### The exercise
Write out the material below again, unchanged.

### Raw records
● ● ● ●

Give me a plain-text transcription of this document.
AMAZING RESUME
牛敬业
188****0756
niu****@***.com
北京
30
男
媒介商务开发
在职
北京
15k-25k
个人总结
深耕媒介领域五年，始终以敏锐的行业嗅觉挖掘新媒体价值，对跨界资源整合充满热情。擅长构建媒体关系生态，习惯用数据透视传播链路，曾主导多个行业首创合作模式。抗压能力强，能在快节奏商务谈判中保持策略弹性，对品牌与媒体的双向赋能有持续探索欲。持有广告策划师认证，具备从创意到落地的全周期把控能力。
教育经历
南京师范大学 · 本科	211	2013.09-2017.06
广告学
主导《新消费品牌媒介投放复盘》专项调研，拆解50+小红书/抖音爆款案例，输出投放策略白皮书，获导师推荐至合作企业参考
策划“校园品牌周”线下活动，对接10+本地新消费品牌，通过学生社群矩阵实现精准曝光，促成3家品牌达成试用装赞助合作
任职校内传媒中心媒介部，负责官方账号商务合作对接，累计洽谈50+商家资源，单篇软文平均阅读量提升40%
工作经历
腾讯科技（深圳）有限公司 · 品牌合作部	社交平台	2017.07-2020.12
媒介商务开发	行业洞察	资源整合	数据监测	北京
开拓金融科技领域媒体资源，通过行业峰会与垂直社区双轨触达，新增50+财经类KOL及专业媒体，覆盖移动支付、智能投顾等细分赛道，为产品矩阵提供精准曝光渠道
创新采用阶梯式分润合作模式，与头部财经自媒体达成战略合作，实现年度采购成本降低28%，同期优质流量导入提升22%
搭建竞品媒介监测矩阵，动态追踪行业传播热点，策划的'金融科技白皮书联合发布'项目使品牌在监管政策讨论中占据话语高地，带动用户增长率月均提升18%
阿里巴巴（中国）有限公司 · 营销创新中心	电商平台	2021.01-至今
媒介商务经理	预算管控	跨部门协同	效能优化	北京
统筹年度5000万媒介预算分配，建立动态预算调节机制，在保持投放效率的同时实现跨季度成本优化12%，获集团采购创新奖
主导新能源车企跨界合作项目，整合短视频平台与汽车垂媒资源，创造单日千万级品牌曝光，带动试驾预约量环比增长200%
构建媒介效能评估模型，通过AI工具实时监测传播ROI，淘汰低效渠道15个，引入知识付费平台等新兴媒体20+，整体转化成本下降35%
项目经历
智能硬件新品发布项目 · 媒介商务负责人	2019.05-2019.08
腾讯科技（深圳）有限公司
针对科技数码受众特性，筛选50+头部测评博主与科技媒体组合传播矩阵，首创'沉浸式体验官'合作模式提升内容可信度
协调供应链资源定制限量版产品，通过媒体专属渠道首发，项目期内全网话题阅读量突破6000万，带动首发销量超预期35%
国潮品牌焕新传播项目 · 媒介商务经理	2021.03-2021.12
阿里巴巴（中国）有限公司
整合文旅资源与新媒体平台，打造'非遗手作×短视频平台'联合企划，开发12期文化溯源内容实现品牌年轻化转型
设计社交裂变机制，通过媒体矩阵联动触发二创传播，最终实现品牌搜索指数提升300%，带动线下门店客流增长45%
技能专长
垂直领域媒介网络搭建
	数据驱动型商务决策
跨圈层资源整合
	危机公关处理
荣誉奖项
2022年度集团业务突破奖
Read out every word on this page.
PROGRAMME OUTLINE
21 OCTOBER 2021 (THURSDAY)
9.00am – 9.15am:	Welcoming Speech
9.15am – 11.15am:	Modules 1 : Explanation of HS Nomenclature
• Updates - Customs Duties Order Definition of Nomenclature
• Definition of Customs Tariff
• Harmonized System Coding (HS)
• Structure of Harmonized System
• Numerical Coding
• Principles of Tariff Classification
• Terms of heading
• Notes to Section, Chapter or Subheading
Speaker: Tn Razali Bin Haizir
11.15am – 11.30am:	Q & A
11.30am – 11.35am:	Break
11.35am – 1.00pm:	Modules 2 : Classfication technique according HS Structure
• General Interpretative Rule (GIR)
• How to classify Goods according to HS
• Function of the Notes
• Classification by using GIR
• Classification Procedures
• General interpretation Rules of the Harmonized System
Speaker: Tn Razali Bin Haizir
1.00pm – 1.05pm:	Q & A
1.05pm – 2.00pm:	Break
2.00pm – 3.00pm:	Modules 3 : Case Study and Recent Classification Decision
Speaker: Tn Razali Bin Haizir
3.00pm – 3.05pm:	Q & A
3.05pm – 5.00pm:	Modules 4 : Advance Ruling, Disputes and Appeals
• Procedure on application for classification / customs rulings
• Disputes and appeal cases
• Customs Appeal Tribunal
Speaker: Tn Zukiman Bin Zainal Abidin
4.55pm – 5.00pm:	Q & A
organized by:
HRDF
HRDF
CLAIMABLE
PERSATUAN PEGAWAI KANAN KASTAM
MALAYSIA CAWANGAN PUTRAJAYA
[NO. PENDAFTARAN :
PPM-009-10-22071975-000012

● ● ● ●

### Written answer
Give me a plain-text transcription of this document.
AMAZING RESUME
牛敬业
188****0756
niu****@***.com
北京
30
男
媒介商务开发
在职
北京
15k-25k
个人总结
深耕媒介领域五年，始终以敏锐的行业嗅觉挖掘新媒体价值，对跨界资源整合充满热情。擅长构建媒体关系生态，习惯用数据透视传播链路，曾主导多个行业首创合作模式。抗压能力强，能在快节奏商务谈判中保持策略弹性，对品牌与媒体的双向赋能有持续探索欲。持有广告策划师认证，具备从创意到落地的全周期把控能力。
教育经历
南京师范大学 · 本科	211	2013.09-2017.06
广告学
主导《新消费品牌媒介投放复盘》专项调研，拆解50+小红书/抖音爆款案例，输出投放策略白皮书，获导师推荐至合作企业参考
策划“校园品牌周”线下活动，对接10+本地新消费品牌，通过学生社群矩阵实现精准曝光，促成3家品牌达成试用装赞助合作
任职校内传媒中心媒介部，负责官方账号商务合作对接，累计洽谈50+商家资源，单篇软文平均阅读量提升40%
工作经历
腾讯科技（深圳）有限公司 · 品牌合作部	社交平台	2017.07-2020.12
媒介商务开发	行业洞察	资源整合	数据监测	北京
开拓金融科技领域媒体资源，通过行业峰会与垂直社区双轨触达，新增50+财经类KOL及专业媒体，覆盖移动支付、智能投顾等细分赛道，为产品矩阵提供精准曝光渠道
创新采用阶梯式分润合作模式，与头部财经自媒体达成战略合作，实现年度采购成本降低28%，同期优质流量导入提升22%
搭建竞品媒介监测矩阵，动态追踪行业传播热点，策划的'金融科技白皮书联合发布'项目使品牌在监管政策讨论中占据话语高地，带动用户增长率月均提升18%
阿里巴巴（中国）有限公司 · 营销创新中心	电商平台	2021.01-至今
媒介商务经理	预算管控	跨部门协同	效能优化	北京
统筹年度5000万媒介预算分配，建立动态预算调节机制，在保持投放效率的同时实现跨季度成本优化12%，获集团采购创新奖
主导新能源车企跨界合作项目，整合短视频平台与汽车垂媒资源，创造单日千万级品牌曝光，带动试驾预约量环比增长200%
构建媒介效能评估模型，通过AI工具实时监测传播ROI，淘汰低效渠道15个，引入知识付费平台等新兴媒体20+，整体转化成本下降35%
项目经历
智能硬件新品发布项目 · 媒介商务负责人	2019.05-2019.08
腾讯科技（深圳）有限公司
针对科技数码受众特性，筛选50+头部测评博主与科技媒体组合传播矩阵，首创'沉浸式体验官'合作模式提升内容可信度
协调供应链资源定制限量版产品，通过媒体专属渠道首发，项目期内全网话题阅读量突破6000万，带动首发销量超预期35%
国潮品牌焕新传播项目 · 媒介商务经理	2021.03-2021.12
阿里巴巴（中国）有限公司
整合文旅资源与新媒体平台，打造'非遗手作×短视频平台'联合企划，开发12期文化溯源内容实现品牌年轻化转型
设计社交裂变机制，通过媒体矩阵联动触发二创传播，最终实现品牌搜索指数提升300%，带动线下门店客流增长45%
技能专长
垂直领域媒介网络搭建
	数据驱动型商务决策
跨圈层资源整合
	危机公关处理
荣誉奖项
2022年度集团业务突破奖
Read out every word on this page.
PROGRAMME OUTLINE
21 OCTOBER 2021 (THURSDAY)
9.00am – 9.15am:	Welcoming Speech
9.15am – 11.15am:	Modules 1 : Explanation of HS Nomenclature
• Updates - Customs Duties Order Definition of Nomenclature
• Definition of Customs Tariff
• Harmonized System Coding (HS)
• Structure of Harmonized System
• Numerical Coding
• Principles of Tariff Classification
• Terms of heading
• Notes to Section, Chapter or Subheading
Speaker: Tn Razali Bin Haizir
11.15am – 11.30am:	Q & A
11.30am – 11.35am:	Break
11.35am – 1.00pm:	Modules 2 : Classfication technique according HS Structure
• General Interpretative Rule (GIR)
• How to classify Goods according to HS
• Function of the Notes
• Classification by using GIR
• Classification Procedures
• General interpretation Rules of the Harmonized System
Speaker: Tn Razali Bin Haizir
1.00pm – 1.05pm:	Q & A
1.05pm – 2.00pm:	Break
2.00pm – 3.00pm:	Modules 3 : Case Study and Recent Classification Decision
Speaker: Tn Razali Bin Haizir
3.00pm – 3.05pm:	Q & A
3.05pm – 5.00pm:	Modules 4 : Advance Ruling, Disputes and Appeals
• Procedure on application for classification / customs rulings
• Disputes and appeal cases
• Customs Appeal Tribunal
Speaker: Tn Zukiman Bin Zainal Abidin
4.55pm – 5.00pm:	Q & A
organized by:
HRDF
HRDF
CLAIMABLE
PERSATUAN PEGAWAI KANAN KASTAM
MALAYSIA CAWANGAN PUTRAJAYA
[NO. PENDAFTARAN :
PPM-009-10-22071975-000012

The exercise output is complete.